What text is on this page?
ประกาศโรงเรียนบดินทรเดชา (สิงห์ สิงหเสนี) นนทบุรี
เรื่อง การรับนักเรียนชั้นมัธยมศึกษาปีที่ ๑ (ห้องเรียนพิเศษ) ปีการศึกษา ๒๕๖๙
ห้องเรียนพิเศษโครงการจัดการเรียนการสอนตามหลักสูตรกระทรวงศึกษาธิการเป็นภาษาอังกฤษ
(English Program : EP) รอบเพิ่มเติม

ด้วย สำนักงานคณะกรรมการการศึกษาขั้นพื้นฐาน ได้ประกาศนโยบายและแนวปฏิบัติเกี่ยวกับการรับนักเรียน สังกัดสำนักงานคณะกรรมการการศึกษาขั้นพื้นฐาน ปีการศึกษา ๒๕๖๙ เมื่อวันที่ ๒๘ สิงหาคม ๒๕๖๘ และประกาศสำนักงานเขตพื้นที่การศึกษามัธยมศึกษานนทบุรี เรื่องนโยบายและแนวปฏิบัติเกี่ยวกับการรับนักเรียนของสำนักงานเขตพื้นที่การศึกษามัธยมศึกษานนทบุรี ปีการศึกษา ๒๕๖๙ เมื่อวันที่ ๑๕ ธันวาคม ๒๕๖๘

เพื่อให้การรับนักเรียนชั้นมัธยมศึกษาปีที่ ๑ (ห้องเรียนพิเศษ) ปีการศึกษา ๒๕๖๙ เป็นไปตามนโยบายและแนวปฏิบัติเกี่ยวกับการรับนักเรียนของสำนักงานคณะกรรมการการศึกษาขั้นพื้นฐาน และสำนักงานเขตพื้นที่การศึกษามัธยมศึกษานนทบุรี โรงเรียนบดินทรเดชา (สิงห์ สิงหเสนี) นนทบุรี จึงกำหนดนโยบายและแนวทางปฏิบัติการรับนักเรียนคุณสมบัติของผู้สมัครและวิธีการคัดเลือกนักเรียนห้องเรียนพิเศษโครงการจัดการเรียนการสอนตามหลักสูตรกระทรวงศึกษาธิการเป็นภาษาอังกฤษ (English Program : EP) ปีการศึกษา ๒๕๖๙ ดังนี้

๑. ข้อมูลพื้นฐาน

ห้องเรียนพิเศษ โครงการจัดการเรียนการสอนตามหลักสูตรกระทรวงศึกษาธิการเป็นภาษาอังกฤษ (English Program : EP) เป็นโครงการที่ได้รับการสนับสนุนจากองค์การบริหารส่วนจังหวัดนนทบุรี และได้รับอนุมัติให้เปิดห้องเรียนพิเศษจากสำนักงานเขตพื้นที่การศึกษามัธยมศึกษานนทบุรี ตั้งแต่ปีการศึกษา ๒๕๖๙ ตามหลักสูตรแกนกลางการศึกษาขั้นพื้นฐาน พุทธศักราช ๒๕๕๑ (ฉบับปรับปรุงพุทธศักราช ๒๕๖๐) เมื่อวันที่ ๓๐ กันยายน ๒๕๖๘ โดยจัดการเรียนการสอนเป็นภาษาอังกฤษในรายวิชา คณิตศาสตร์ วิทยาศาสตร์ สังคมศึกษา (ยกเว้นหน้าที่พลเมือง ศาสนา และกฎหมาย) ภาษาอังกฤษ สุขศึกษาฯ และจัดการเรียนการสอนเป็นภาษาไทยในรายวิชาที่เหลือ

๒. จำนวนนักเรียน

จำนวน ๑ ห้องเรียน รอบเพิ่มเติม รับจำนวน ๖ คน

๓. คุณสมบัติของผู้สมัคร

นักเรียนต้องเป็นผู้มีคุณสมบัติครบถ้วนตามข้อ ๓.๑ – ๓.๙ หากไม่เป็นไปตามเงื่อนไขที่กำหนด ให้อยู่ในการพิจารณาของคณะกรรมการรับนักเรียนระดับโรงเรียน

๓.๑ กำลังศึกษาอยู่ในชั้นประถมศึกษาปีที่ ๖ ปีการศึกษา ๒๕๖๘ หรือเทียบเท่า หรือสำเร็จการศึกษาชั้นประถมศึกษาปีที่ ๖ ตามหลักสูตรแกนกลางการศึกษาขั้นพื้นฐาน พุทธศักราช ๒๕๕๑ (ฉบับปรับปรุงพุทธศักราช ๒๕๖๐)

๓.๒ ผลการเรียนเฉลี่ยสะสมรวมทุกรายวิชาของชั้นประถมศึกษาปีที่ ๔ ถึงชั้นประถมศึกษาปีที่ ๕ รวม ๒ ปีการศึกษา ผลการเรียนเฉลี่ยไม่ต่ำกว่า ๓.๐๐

+++++

▸ Set exercise: The records above must be repeated exactly, every one of them.

▸ Written solution:
What text is on this page?
ประกาศโรงเรียนบดินทรเดชา (สิงห์ สิงหเสนี) นนทบุรี
เรื่อง การรับนักเรียนชั้นมัธยมศึกษาปีที่ ๑ (ห้องเรียนพิเศษ) ปีการศึกษา ๒๕๖๙
ห้องเรียนพิเศษโครงการจัดการเรียนการสอนตามหลักสูตรกระทรวงศึกษาธิการเป็นภาษาอังกฤษ
(English Program : EP) รอบเพิ่มเติม

ด้วย สำนักงานคณะกรรมการการศึกษาขั้นพื้นฐาน ได้ประกาศนโยบายและแนวปฏิบัติเกี่ยวกับการรับนักเรียน สังกัดสำนักงานคณะกรรมการการศึกษาขั้นพื้นฐาน ปีการศึกษา ๒๕๖๙ เมื่อวันที่ ๒๘ สิงหาคม ๒๕๖๘ และประกาศสำนักงานเขตพื้นที่การศึกษามัธยมศึกษานนทบุรี เรื่องนโยบายและแนวปฏิบัติเกี่ยวกับการรับนักเรียนของสำนักงานเขตพื้นที่การศึกษามัธยมศึกษานนทบุรี ปีการศึกษา ๒๕๖๙ เมื่อวันที่ ๑๕ ธันวาคม ๒๕๖๘

เพื่อให้การรับนักเรียนชั้นมัธยมศึกษาปีที่ ๑ (ห้องเรียนพิเศษ) ปีการศึกษา ๒๕๖๙ เป็นไปตามนโยบายและแนวปฏิบัติเกี่ยวกับการรับนักเรียนของสำนักงานคณะกรรมการการศึกษาขั้นพื้นฐาน และสำนักงานเขตพื้นที่การศึกษามัธยมศึกษานนทบุรี โรงเรียนบดินทรเดชา (สิงห์ สิงหเสนี) นนทบุรี จึงกำหนดนโยบายและแนวทางปฏิบัติการรับนักเรียนคุณสมบัติของผู้สมัครและวิธีการคัดเลือกนักเรียนห้องเรียนพิเศษโครงการจัดการเรียนการสอนตามหลักสูตรกระทรวงศึกษาธิการเป็นภาษาอังกฤษ (English Program : EP) ปีการศึกษา ๒๕๖๙ ดังนี้

๑. ข้อมูลพื้นฐาน

ห้องเรียนพิเศษ โครงการจัดการเรียนการสอนตามหลักสูตรกระทรวงศึกษาธิการเป็นภาษาอังกฤษ (English Program : EP) เป็นโครงการที่ได้รับการสนับสนุนจากองค์การบริหารส่วนจังหวัดนนทบุรี และได้รับอนุมัติให้เปิดห้องเรียนพิเศษจากสำนักงานเขตพื้นที่การศึกษามัธยมศึกษานนทบุรี ตั้งแต่ปีการศึกษา ๒๕๖๙ ตามหลักสูตรแกนกลางการศึกษาขั้นพื้นฐาน พุทธศักราช ๒๕๕๑ (ฉบับปรับปรุงพุทธศักราช ๒๕๖๐) เมื่อวันที่ ๓๐ กันยายน ๒๕๖๘ โดยจัดการเรียนการสอนเป็นภาษาอังกฤษในรายวิชา คณิตศาสตร์ วิทยาศาสตร์ สังคมศึกษา (ยกเว้นหน้าที่พลเมือง ศาสนา และกฎหมาย) ภาษาอังกฤษ สุขศึกษาฯ และจัดการเรียนการสอนเป็นภาษาไทยในรายวิชาที่เหลือ

๒. จำนวนนักเรียน

จำนวน ๑ ห้องเรียน รอบเพิ่มเติม รับจำนวน ๖ คน

๓. คุณสมบัติของผู้สมัคร

นักเรียนต้องเป็นผู้มีคุณสมบัติครบถ้วนตามข้อ ๓.๑ – ๓.๙ หากไม่เป็นไปตามเงื่อนไขที่กำหนด ให้อยู่ในการพิจารณาของคณะกรรมการรับนักเรียนระดับโรงเรียน

๓.๑ กำลังศึกษาอยู่ในชั้นประถมศึกษาปีที่ ๖ ปีการศึกษา ๒๕๖๘ หรือเทียบเท่า หรือสำเร็จการศึกษาชั้นประถมศึกษาปีที่ ๖ ตามหลักสูตรแกนกลางการศึกษาขั้นพื้นฐาน พุทธศักราช ๒๕๕๑ (ฉบับปรับปรุงพุทธศักราช ๒๕๖๐)

๓.๒ ผลการเรียนเฉลี่ยสะสมรวมทุกรายวิชาของชั้นประถมศึกษาปีที่ ๔ ถึงชั้นประถมศึกษาปีที่ ๕ รวม ๒ ปีการศึกษา ผลการเรียนเฉลี่ยไม่ต่ำกว่า ๓.๐๐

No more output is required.